Продолжите приведенный ниже текст о Михаиле Михайловиче, начав сразу после его последнего предложения.

ИСХОДНЫЙ ТЕКСТ
▼
Дом был старый, просторный, с разбитым роялем в гостиной, на котором Михаил Михайлович вечером играл старинные венские вальсы, напевая их тихонько самому себе под нос. Говорят, он был в молодости франтом, любил танцевать и ухаживать, но сейчас это был лысоватый, рыжеватый, с круглым животом пожилой человек, которого дома перегружали заботы домашние, а в университете - административные. Будучи в 1950-х годах редактором эмигрантского "Нового журнала", он тонул в чужих рукописях, в ворохе неотвеченных писем, в счетах. Кабинетик его находился где-то под лестницей, и там все было в большом беспорядке, главным образом из-за тесноты. Он не оставил после себя исторического труда, как полагается историку, - у него было слишком много работы, забот, слишком много интересов - к новому искусству, к литературе, к людям всевозможных профессий, возрастов и состояний, - и какая-то еще была печаль внутри, которой он не давал ходу и которая только изредка угадывалась в его тонком юморе, в его игре на рояле, под мурлыканье сладких штраусовских вальсов. И всегда мне казалось, что у него нет времени не только писать "труды", но и поговорить с человеком спокойно, так, чтобы не смотреть на часы, или, например, - уехать куда-нибудь, где можно было бы посидеть сложа руки, а надо все время держать в уме какие-то неотложные и всегда запутанные журнальные и факультетские дела, непременно ответить сегодня же на письмо такого-то, лежащее на столе (но где?) уже недели три, или ехать в Нью-Йорк, чтобы повидать такого-то, пока он не уехал в Европу обратно, позвонить по телефону профессору X, чтобы помирить его с профессором Y, иначе весь Гарвардский университет даст крен, и так далее, и так далее. К концу жизни он стал глохнуть, жена его постепенно начала проявлять признаки тяжелой душевной болезни, и, долго проболев, видимо - раком желез, к которому прибавился туберкулез, этот драгоценный человек умер. Он любил смех, молодость, все новое, что приносилось жизнью, но оно больше проносилось мимо него, и в последние годы, может быть, благодаря глухоте, он стал мурлыкать все больше, словно была в нем музыка, которая рвалась наружу, но не было ни времени, ни сил, ни способа ее передать. Его смерть была ударом для "Нового журнала" и для всех, кто группировался вокруг него.
▲
ФРАГМЕНТ НАБОРА ДАННЫХ
▼
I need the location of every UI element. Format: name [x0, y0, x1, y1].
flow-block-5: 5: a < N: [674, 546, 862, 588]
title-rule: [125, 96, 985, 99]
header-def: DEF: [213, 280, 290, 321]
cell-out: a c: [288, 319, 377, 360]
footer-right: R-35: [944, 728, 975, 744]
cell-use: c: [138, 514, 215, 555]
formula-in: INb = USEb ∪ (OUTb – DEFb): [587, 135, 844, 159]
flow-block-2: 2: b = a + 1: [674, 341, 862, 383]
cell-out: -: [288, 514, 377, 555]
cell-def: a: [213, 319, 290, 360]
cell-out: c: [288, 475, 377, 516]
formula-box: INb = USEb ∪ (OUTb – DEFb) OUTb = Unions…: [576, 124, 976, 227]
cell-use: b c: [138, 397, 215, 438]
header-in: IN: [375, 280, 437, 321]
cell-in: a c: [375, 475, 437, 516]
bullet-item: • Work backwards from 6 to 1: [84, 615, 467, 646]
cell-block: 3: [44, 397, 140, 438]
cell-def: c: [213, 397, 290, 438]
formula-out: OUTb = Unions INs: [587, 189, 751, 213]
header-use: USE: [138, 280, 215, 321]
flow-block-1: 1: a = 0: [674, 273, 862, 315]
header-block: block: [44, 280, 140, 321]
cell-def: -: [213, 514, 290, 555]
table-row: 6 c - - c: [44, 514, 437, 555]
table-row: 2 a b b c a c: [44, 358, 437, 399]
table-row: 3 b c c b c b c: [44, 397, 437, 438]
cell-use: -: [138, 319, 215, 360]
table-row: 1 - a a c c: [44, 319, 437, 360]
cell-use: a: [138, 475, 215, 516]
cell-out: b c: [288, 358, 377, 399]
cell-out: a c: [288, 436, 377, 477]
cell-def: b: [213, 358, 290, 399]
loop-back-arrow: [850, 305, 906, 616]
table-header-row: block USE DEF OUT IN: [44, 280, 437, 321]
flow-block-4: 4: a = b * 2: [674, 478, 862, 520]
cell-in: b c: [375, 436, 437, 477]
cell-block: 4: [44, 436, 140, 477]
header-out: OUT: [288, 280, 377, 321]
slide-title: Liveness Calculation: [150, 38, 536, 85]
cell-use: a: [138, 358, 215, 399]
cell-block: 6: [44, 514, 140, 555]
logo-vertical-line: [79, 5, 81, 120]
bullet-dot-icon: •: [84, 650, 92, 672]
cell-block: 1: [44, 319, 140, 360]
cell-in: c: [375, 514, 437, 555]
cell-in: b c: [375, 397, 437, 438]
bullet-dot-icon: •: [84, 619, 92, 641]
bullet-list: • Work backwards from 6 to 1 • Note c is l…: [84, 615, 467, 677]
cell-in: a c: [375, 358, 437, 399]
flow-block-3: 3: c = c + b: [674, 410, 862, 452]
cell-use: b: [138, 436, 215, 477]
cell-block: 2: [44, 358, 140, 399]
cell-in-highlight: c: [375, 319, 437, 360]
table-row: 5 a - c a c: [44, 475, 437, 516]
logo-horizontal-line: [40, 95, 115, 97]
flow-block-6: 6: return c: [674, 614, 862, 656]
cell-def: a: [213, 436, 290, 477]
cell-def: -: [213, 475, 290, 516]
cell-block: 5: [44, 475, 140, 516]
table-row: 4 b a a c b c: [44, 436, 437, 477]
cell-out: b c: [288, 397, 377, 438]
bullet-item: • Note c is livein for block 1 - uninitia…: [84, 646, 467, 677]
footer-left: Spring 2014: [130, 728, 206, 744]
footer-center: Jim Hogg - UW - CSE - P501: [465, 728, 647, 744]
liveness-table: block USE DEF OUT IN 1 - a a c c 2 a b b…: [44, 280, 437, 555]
▲
ОТВЕТ НА ЗАДАНИЕ
Мы приехали в Кембридж утром, выпили кофе, и М.М. повел меня в университет показать библиотеку и благородные, старые здания Гарварда. Впервые я увидела американский университетский "кампус". Стояла зима, предрождественское время, лекций не было, и студенты были в разъезде. Роскошь библиотеки, кабинетов, лабораторий, аудиторий, доступность всего, удобство, комфорт, тишина, свободные пространства поразили меня. "Для королей, не для простых смертных", сказала я, вспомнив очередь в Национальной библиотеке в Париже. "Для американских студентов, - сказал М.М., - и, знаете, я пришел к одному заключению: какая категория людей, по-вашему, самая счастливая на нашей планете?"